Figure record extracts:
BEGIN
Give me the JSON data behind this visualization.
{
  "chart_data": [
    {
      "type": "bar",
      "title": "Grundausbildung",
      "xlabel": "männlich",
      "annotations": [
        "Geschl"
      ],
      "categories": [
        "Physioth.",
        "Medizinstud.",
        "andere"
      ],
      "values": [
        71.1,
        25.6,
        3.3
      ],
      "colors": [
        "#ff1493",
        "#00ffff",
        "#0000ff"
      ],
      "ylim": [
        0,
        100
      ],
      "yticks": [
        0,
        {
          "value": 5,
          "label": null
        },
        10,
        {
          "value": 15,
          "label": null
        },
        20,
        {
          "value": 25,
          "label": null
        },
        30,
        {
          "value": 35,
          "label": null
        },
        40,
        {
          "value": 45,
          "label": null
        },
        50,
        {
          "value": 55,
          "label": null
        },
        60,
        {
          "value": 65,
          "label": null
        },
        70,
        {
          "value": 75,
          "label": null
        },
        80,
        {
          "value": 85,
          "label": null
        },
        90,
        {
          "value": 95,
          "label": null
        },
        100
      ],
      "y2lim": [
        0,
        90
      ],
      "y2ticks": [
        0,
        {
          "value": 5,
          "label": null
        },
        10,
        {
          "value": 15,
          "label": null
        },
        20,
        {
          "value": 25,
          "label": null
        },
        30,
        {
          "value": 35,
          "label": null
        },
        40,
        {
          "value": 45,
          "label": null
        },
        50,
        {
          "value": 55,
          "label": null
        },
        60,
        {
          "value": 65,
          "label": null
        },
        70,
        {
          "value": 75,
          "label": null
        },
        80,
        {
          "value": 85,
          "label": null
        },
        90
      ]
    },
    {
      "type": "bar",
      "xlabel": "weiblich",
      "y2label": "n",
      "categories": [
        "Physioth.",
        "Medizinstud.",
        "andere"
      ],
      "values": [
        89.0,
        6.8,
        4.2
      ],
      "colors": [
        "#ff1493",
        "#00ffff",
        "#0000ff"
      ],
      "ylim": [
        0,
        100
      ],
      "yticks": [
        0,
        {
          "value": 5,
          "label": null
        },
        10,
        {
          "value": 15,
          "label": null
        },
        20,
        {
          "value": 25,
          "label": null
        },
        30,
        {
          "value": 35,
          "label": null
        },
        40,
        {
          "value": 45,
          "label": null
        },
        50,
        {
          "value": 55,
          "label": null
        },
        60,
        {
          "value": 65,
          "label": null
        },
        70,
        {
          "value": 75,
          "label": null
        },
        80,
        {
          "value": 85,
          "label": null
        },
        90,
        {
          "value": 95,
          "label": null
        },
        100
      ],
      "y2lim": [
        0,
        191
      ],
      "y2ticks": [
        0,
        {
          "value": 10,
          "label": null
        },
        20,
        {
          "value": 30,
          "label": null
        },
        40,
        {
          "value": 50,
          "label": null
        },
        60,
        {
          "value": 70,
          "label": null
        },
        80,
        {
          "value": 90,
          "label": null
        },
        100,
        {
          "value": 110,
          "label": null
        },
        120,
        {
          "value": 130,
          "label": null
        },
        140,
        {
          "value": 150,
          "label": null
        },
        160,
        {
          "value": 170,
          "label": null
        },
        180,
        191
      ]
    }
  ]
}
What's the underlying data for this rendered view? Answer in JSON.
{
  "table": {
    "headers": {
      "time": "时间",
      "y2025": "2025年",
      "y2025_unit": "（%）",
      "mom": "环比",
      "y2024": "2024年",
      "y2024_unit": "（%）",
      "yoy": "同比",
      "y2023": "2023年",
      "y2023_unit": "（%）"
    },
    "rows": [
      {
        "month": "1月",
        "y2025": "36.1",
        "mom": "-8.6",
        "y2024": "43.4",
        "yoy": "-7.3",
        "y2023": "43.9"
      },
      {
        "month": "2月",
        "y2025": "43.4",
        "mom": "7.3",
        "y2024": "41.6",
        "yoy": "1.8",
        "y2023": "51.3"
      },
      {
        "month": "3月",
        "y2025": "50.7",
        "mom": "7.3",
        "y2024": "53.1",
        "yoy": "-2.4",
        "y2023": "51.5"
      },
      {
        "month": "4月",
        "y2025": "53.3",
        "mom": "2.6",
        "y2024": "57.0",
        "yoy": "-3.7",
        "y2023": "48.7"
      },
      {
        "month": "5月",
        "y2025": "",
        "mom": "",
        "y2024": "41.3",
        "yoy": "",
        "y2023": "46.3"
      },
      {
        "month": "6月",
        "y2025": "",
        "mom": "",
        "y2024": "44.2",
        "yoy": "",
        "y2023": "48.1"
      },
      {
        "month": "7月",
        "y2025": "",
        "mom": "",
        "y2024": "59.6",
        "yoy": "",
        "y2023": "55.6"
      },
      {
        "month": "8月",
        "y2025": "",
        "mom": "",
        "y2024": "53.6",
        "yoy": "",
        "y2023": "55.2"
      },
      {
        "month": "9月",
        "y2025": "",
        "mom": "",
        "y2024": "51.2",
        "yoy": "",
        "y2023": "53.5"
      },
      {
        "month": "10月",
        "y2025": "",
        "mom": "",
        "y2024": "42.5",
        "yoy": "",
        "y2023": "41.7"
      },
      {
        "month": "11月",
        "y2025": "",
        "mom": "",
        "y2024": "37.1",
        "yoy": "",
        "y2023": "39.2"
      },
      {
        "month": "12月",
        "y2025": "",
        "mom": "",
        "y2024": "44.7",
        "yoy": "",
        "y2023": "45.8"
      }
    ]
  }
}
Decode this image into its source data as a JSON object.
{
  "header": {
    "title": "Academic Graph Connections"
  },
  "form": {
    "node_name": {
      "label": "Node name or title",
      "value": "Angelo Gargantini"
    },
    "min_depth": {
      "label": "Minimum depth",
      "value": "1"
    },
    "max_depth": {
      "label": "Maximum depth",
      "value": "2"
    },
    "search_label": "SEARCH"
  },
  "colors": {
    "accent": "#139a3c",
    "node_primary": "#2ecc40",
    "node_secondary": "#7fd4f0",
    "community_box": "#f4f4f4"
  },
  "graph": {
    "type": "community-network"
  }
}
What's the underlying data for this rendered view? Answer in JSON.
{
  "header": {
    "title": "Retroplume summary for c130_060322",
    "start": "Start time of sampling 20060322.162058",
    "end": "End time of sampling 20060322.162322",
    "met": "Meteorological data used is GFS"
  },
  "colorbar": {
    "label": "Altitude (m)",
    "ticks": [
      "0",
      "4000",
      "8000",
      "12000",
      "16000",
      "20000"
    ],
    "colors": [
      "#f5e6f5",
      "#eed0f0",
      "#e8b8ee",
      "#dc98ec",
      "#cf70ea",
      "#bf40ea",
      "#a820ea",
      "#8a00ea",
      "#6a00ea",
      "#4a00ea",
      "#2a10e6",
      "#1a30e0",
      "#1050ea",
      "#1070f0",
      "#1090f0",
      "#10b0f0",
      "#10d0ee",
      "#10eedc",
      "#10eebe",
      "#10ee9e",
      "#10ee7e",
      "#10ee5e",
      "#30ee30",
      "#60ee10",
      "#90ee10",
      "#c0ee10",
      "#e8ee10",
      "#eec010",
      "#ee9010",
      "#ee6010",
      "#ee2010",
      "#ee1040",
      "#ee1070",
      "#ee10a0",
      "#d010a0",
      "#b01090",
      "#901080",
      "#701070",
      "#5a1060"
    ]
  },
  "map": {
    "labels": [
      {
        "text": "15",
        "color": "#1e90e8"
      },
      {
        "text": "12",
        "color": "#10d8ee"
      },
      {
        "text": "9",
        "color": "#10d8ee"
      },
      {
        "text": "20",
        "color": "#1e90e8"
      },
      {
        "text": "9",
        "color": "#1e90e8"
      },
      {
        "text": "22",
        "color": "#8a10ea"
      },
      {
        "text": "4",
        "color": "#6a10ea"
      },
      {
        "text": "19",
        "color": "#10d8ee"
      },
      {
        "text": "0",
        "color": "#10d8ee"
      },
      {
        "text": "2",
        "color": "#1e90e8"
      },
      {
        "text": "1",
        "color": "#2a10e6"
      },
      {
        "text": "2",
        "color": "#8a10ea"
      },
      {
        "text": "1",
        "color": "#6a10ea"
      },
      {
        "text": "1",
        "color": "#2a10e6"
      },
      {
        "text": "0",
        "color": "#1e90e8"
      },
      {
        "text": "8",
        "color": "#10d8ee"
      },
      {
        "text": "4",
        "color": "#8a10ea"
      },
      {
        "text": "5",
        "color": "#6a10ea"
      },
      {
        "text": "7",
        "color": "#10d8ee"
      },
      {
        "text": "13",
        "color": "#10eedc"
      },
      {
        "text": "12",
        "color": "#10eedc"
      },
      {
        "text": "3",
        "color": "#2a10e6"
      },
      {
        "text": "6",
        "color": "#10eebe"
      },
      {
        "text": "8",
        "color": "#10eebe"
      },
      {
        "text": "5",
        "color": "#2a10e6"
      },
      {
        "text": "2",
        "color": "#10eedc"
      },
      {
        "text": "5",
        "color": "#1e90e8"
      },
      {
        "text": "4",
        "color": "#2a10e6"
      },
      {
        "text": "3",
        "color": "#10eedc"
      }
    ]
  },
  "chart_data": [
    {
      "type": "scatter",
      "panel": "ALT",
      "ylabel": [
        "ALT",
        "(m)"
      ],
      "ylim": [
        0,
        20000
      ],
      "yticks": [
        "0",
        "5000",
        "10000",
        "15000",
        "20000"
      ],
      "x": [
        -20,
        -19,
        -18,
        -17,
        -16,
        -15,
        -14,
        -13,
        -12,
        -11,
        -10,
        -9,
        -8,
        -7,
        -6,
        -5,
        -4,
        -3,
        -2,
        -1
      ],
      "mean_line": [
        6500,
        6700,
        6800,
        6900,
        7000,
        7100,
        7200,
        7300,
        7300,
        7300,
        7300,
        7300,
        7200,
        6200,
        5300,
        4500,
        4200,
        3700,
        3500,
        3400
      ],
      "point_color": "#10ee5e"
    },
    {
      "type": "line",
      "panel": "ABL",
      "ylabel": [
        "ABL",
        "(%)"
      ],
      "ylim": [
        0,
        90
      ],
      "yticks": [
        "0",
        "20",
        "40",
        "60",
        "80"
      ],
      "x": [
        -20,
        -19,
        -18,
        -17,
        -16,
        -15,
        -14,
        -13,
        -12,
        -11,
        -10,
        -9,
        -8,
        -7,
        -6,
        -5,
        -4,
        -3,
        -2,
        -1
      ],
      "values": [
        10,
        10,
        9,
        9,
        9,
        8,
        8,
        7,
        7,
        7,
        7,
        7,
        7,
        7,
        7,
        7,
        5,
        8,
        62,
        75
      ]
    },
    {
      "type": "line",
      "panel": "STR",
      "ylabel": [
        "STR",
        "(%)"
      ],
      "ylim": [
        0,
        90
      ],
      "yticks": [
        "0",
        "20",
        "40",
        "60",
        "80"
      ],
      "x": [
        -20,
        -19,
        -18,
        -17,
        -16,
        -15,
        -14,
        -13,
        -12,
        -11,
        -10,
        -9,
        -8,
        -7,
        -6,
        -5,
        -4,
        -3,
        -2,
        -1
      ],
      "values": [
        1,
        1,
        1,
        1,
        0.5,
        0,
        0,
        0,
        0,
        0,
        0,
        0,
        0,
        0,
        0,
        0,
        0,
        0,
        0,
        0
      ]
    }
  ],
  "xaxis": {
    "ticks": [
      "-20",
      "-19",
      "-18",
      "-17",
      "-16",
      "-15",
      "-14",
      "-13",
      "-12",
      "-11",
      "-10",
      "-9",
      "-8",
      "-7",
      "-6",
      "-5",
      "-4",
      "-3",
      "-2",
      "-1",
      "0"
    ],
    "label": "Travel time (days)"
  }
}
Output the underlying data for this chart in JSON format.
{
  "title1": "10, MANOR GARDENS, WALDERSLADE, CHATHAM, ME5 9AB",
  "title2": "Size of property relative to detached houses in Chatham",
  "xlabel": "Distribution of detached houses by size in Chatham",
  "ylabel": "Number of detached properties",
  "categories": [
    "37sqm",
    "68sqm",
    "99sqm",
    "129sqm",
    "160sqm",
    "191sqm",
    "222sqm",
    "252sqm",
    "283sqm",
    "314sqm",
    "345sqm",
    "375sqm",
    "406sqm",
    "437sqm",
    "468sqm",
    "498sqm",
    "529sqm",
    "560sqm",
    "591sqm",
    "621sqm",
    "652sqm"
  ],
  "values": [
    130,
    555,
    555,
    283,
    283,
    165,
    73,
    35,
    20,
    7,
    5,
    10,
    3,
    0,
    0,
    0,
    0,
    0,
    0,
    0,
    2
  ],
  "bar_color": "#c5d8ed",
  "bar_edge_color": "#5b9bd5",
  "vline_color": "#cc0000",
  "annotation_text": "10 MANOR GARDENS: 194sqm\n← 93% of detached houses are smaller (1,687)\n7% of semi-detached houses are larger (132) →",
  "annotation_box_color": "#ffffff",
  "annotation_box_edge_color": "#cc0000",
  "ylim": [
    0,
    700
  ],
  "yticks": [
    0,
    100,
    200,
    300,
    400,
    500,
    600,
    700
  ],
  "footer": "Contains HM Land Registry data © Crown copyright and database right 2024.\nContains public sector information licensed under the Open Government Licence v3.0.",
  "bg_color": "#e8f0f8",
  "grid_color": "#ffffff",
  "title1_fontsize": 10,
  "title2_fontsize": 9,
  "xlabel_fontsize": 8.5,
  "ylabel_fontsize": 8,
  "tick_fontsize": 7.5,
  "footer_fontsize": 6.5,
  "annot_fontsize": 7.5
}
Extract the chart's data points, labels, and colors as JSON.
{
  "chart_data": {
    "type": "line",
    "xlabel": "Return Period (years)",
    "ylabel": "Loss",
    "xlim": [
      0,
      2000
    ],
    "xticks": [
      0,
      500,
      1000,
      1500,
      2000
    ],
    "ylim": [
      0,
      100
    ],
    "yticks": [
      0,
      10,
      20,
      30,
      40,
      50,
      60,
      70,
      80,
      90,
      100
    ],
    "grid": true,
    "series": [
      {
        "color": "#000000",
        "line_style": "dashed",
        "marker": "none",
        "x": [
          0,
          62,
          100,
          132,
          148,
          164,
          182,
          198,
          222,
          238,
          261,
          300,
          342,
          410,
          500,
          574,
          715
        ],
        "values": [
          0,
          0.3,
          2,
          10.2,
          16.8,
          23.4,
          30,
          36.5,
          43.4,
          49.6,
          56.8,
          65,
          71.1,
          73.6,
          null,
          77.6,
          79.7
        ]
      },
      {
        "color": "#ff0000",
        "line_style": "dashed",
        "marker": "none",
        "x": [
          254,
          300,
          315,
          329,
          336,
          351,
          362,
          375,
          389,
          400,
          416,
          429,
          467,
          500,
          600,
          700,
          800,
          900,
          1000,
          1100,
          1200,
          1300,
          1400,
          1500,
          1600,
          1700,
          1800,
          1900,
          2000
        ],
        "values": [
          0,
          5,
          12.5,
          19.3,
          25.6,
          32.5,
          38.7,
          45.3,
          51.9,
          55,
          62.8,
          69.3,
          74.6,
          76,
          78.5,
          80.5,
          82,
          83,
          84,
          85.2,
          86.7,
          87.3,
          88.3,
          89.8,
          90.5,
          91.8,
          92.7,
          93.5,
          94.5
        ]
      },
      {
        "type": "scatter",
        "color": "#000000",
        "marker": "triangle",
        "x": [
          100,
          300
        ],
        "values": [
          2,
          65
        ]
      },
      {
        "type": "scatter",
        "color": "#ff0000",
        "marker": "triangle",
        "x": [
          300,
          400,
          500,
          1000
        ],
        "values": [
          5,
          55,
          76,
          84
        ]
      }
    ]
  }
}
END
Requirements:
Using the entries above, return each line in which the word "MANOR" occurs.

Solution below:
  "title1": "10, MANOR GARDENS, WALDERSLADE, CHATHAM, ME5 9AB",
  "annotation_text": "10 MANOR GARDENS: 194sqm\n← 93% of detached houses are smaller (1,687)\n7% of semi-detached houses are larger (132) →",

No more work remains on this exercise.